Please give the entries again in full and exactly, without any picture.

(Lines of data)
◆ ◆ ◆ ◆
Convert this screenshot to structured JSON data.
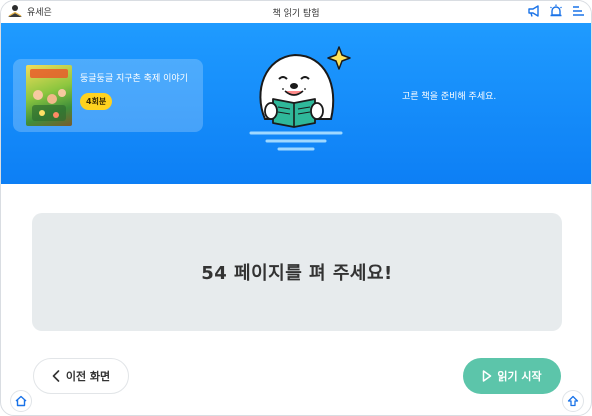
{
  "topbar": {
    "user_name": "유세은",
    "title": "책 읽기 탐험",
    "icons": [
      "reading-user-icon",
      "megaphone-icon",
      "alarm-icon",
      "menu-icon"
    ]
  },
  "hero": {
    "book_title": "둥글둥글 지구촌 축제 이야기",
    "book_badge": "4회분",
    "message": "고른 책을 준비해 주세요."
  },
  "main": {
    "instruction": "54 페이지를 펴 주세요!"
  },
  "buttons": {
    "prev_label": "이전 화면",
    "start_label": "읽기 시작"
  },
  "colors": {
    "hero_blue": "#1f9bff",
    "badge_yellow": "#ffd21f",
    "start_green": "#5cc5aa",
    "card_gray": "#e7ebed"
  }
}
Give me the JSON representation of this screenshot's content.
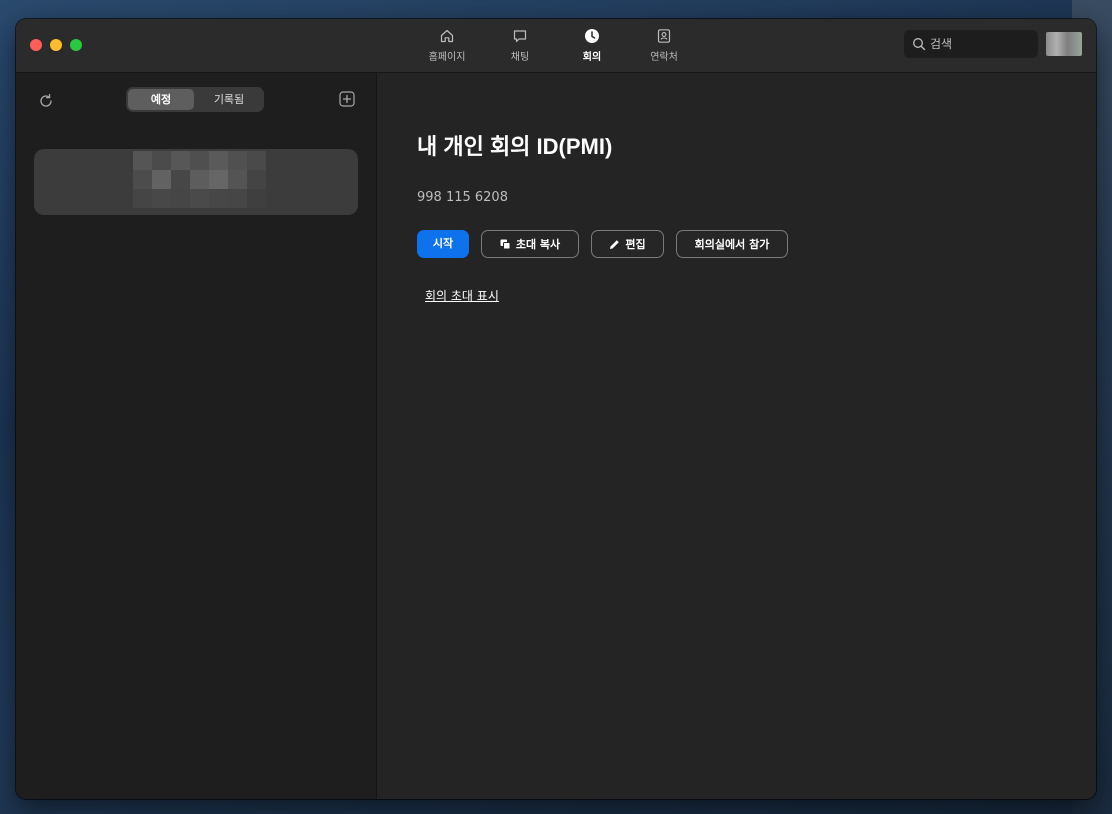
{
  "header": {
    "tabs": [
      {
        "label": "홈페이지",
        "icon": "home-icon",
        "active": false
      },
      {
        "label": "채팅",
        "icon": "chat-bubble-icon",
        "active": false
      },
      {
        "label": "회의",
        "icon": "clock-icon",
        "active": true
      },
      {
        "label": "연락처",
        "icon": "contact-card-icon",
        "active": false
      }
    ],
    "search": {
      "placeholder": "검색"
    }
  },
  "sidebar": {
    "segment": {
      "upcoming": "예정",
      "recorded": "기록됨"
    }
  },
  "main": {
    "title": "내 개인 회의 ID(PMI)",
    "meeting_id": "998 115 6208",
    "buttons": {
      "start": "시작",
      "copy_invite": "초대 복사",
      "edit": "편집",
      "join_from_room": "회의실에서 참가"
    },
    "show_invite": "회의 초대 표시"
  },
  "colors": {
    "accent": "#0e72ed",
    "window_bg": "#232323",
    "sidebar_bg": "#1e1e1e"
  }
}
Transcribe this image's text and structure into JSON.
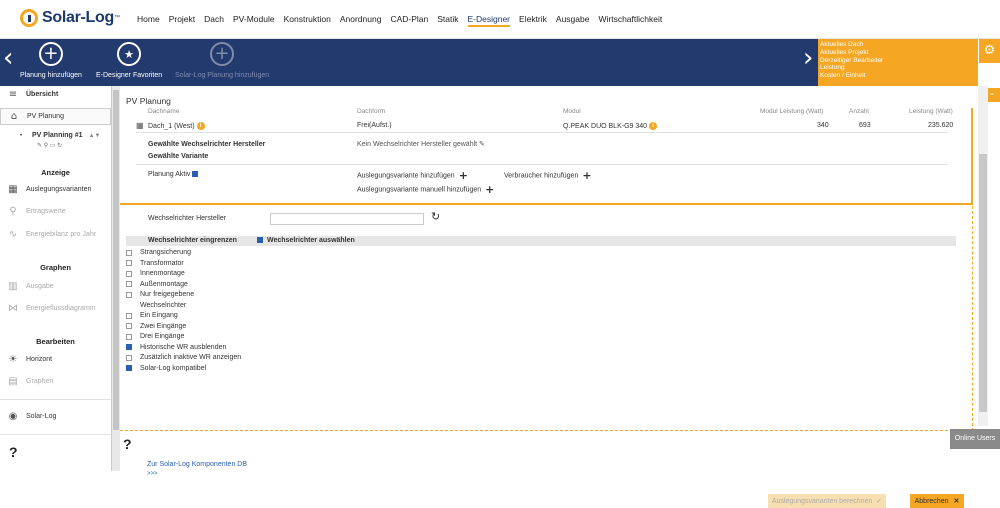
{
  "brand": {
    "name": "Solar-Log",
    "tm": "™"
  },
  "menu": [
    "Home",
    "Projekt",
    "Dach",
    "PV-Module",
    "Konstruktion",
    "Anordnung",
    "CAD-Plan",
    "Statik",
    "E-Designer",
    "Elektrik",
    "Ausgabe",
    "Wirtschaftlichkeit"
  ],
  "menu_active": "E-Designer",
  "toolbar": {
    "add_label": "Planung hinzufügen",
    "favorites_label": "E-Designer Favoriten",
    "solarlog_label": "Solar-Log Planung hinzufügen"
  },
  "infobox": [
    "Aktuelles Dach",
    "Aktuelles Projekt",
    "Derzeitiger Bearbeiter",
    "Leistung",
    "Kosten / Einheit"
  ],
  "sidebar": {
    "overview": "Übersicht",
    "pv_planung": "PV Planung",
    "pv_planning_1": "PV Planning #1",
    "anzeige": "Anzeige",
    "auslegungsvarianten": "Auslegungsvarianten",
    "ertragswerte": "Ertragswerte",
    "energiebilanz": "Energiebilanz pro Jahr",
    "graphen": "Graphen",
    "ausgabe": "Ausgabe",
    "energiefluss": "Energieflussdiagramm",
    "bearbeiten": "Bearbeiten",
    "horizont": "Horizont",
    "graphen2": "Graphen",
    "solarlog": "Solar-Log",
    "help": "?"
  },
  "content": {
    "title": "PV Planung",
    "headers": {
      "dachname": "Dachname",
      "dachform": "Dachform",
      "modul": "Modul",
      "modulleistung": "Modul Leistung (Watt)",
      "anzahl": "Anzahl",
      "leistung": "Leistung (Watt)"
    },
    "row": {
      "dachname": "Dach_1 (West)",
      "dachform": "Frei(Aufst.)",
      "modul": "Q.PEAK DUO BLK-G9 340",
      "modulleistung": "340",
      "anzahl": "693",
      "leistung": "235.620"
    },
    "wr_hersteller_label": "Gewählte Wechselrichter Hersteller",
    "wr_hersteller_value": "Kein Wechselrichter Hersteller gewählt",
    "variante_label": "Gewählte Variante",
    "planung_aktiv": "Planung Aktiv",
    "add_variant": "Auslegungsvariante hinzufügen",
    "add_consumer": "Verbraucher hinzufügen",
    "add_variant_manual": "Auslegungsvariante manuell hinzufügen",
    "wr_hersteller_field": "Wechselrichter Hersteller",
    "wr_eingrenzen": "Wechselrichter eingrenzen",
    "wr_auswaehlen": "Wechselrichter auswählen",
    "filters": [
      {
        "label": "Strangsicherung",
        "checked": false
      },
      {
        "label": "Transformator",
        "checked": false
      },
      {
        "label": "Innenmontage",
        "checked": false
      },
      {
        "label": "Außenmontage",
        "checked": false
      },
      {
        "label": "Nur freigegebene",
        "checked": false
      },
      {
        "label": "Wechselrichter",
        "checked": false
      },
      {
        "label": "Ein Eingang",
        "checked": false
      },
      {
        "label": "Zwei Eingänge",
        "checked": false
      },
      {
        "label": "Drei Eingänge",
        "checked": false
      },
      {
        "label": "Historische WR ausblenden",
        "checked": true
      },
      {
        "label": "Zusätzlich inaktive WR anzeigen",
        "checked": false
      },
      {
        "label": "Solar-Log kompatibel",
        "checked": true
      }
    ],
    "db_link": "Zur Solar-Log Komponenten DB",
    "more": ">>>",
    "calc_button": "Auslegungsvarianten berechnen",
    "cancel_button": "Abbrechen",
    "help": "?"
  },
  "online_users": "Online Users",
  "colors": {
    "navy": "#233a6f",
    "orange": "#f5a623",
    "blue_check": "#2a5fb0"
  }
}
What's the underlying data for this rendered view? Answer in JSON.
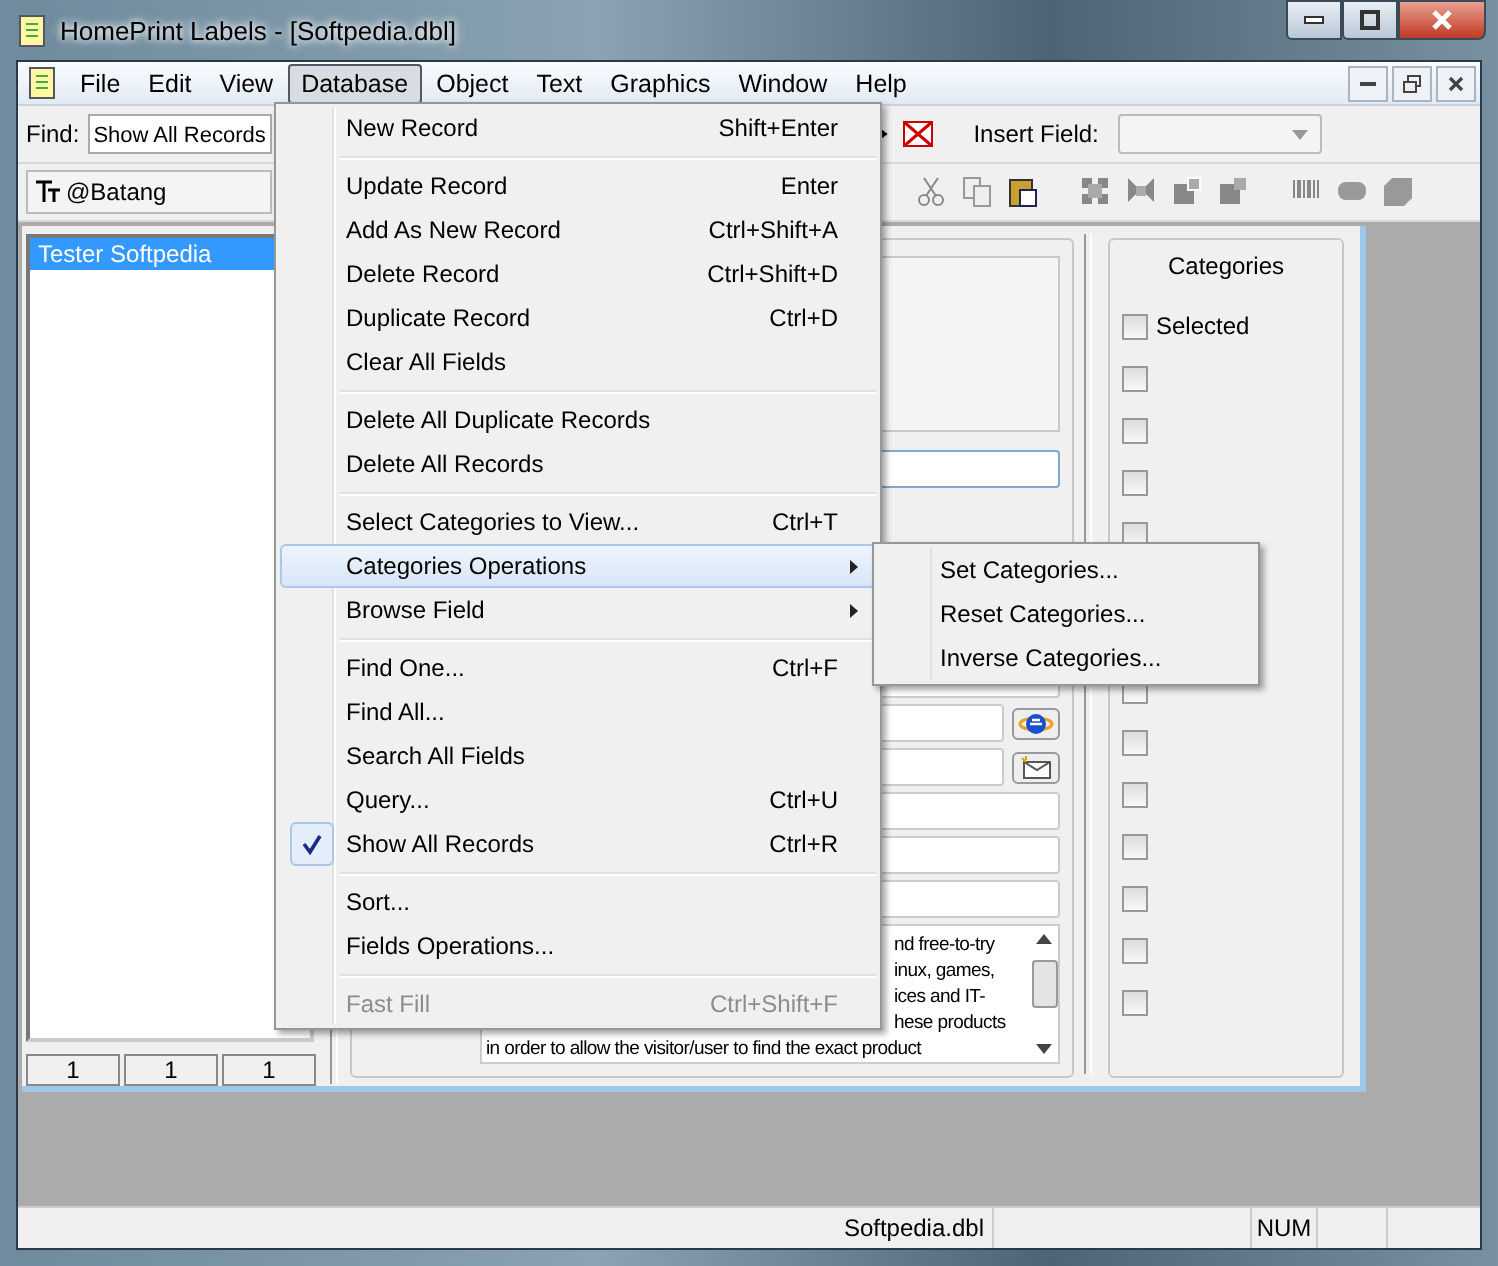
◆ ◆ ◆ ◆
TASK RESULT ▸
Convert this screenshot to structured JSON data.
{
  "topbar": {
    "user_name": "유세은",
    "title": "책 읽기 탐험",
    "icons": [
      "reading-user-icon",
      "megaphone-icon",
      "alarm-icon",
      "menu-icon"
    ]
  },
  "hero": {
    "book_title": "둥글둥글 지구촌 축제 이야기",
    "book_badge": "4회분",
    "message": "고른 책을 준비해 주세요."
  },
  "main": {
    "instruction": "54 페이지를 펴 주세요!"
  },
  "buttons": {
    "prev_label": "이전 화면",
    "start_label": "읽기 시작"
  },
  "colors": {
    "hero_blue": "#1f9bff",
    "badge_yellow": "#ffd21f",
    "start_green": "#5cc5aa",
    "card_gray": "#e7ebed"
  }
}
Give me the JSON representation of this screenshot's content.
{
  "header": {
    "tabs": [
      {
        "label": "홈페이지",
        "icon": "home-icon",
        "active": false
      },
      {
        "label": "채팅",
        "icon": "chat-bubble-icon",
        "active": false
      },
      {
        "label": "회의",
        "icon": "clock-icon",
        "active": true
      },
      {
        "label": "연락처",
        "icon": "contact-card-icon",
        "active": false
      }
    ],
    "search": {
      "placeholder": "검색"
    }
  },
  "sidebar": {
    "segment": {
      "upcoming": "예정",
      "recorded": "기록됨"
    }
  },
  "main": {
    "title": "내 개인 회의 ID(PMI)",
    "meeting_id": "998 115 6208",
    "buttons": {
      "start": "시작",
      "copy_invite": "초대 복사",
      "edit": "편집",
      "join_from_room": "회의실에서 참가"
    },
    "show_invite": "회의 초대 표시"
  },
  "colors": {
    "accent": "#0e72ed",
    "window_bg": "#232323",
    "sidebar_bg": "#1e1e1e"
  }
}
Transcribe this image's text and structure into JSON.
{
  "brand": {
    "name": "Solar-Log",
    "tm": "™"
  },
  "menu": [
    "Home",
    "Projekt",
    "Dach",
    "PV-Module",
    "Konstruktion",
    "Anordnung",
    "CAD-Plan",
    "Statik",
    "E-Designer",
    "Elektrik",
    "Ausgabe",
    "Wirtschaftlichkeit"
  ],
  "menu_active": "E-Designer",
  "toolbar": {
    "add_label": "Planung hinzufügen",
    "favorites_label": "E-Designer Favoriten",
    "solarlog_label": "Solar-Log Planung hinzufügen"
  },
  "infobox": [
    "Aktuelles Dach",
    "Aktuelles Projekt",
    "Derzeitiger Bearbeiter",
    "Leistung",
    "Kosten / Einheit"
  ],
  "sidebar": {
    "overview": "Übersicht",
    "pv_planung": "PV Planung",
    "pv_planning_1": "PV Planning #1",
    "anzeige": "Anzeige",
    "auslegungsvarianten": "Auslegungsvarianten",
    "ertragswerte": "Ertragswerte",
    "energiebilanz": "Energiebilanz pro Jahr",
    "graphen": "Graphen",
    "ausgabe": "Ausgabe",
    "energiefluss": "Energieflussdiagramm",
    "bearbeiten": "Bearbeiten",
    "horizont": "Horizont",
    "graphen2": "Graphen",
    "solarlog": "Solar-Log",
    "help": "?"
  },
  "content": {
    "title": "PV Planung",
    "headers": {
      "dachname": "Dachname",
      "dachform": "Dachform",
      "modul": "Modul",
      "modulleistung": "Modul Leistung (Watt)",
      "anzahl": "Anzahl",
      "leistung": "Leistung (Watt)"
    },
    "row": {
      "dachname": "Dach_1 (West)",
      "dachform": "Frei(Aufst.)",
      "modul": "Q.PEAK DUO BLK-G9 340",
      "modulleistung": "340",
      "anzahl": "693",
      "leistung": "235.620"
    },
    "wr_hersteller_label": "Gewählte Wechselrichter Hersteller",
    "wr_hersteller_value": "Kein Wechselrichter Hersteller gewählt",
    "variante_label": "Gewählte Variante",
    "planung_aktiv": "Planung Aktiv",
    "add_variant": "Auslegungsvariante hinzufügen",
    "add_consumer": "Verbraucher hinzufügen",
    "add_variant_manual": "Auslegungsvariante manuell hinzufügen",
    "wr_hersteller_field": "Wechselrichter Hersteller",
    "wr_eingrenzen": "Wechselrichter eingrenzen",
    "wr_auswaehlen": "Wechselrichter auswählen",
    "filters": [
      {
        "label": "Strangsicherung",
        "checked": false
      },
      {
        "label": "Transformator",
        "checked": false
      },
      {
        "label": "Innenmontage",
        "checked": false
      },
      {
        "label": "Außenmontage",
        "checked": false
      },
      {
        "label": "Nur freigegebene",
        "checked": false
      },
      {
        "label": "Wechselrichter",
        "checked": false
      },
      {
        "label": "Ein Eingang",
        "checked": false
      },
      {
        "label": "Zwei Eingänge",
        "checked": false
      },
      {
        "label": "Drei Eingänge",
        "checked": false
      },
      {
        "label": "Historische WR ausblenden",
        "checked": true
      },
      {
        "label": "Zusätzlich inaktive WR anzeigen",
        "checked": false
      },
      {
        "label": "Solar-Log kompatibel",
        "checked": true
      }
    ],
    "db_link": "Zur Solar-Log Komponenten DB",
    "more": ">>>",
    "calc_button": "Auslegungsvarianten berechnen",
    "cancel_button": "Abbrechen",
    "help": "?"
  },
  "online_users": "Online Users",
  "colors": {
    "navy": "#233a6f",
    "orange": "#f5a623",
    "blue_check": "#2a5fb0"
  }
}
What's the underlying data for this rendered view? Answer in JSON.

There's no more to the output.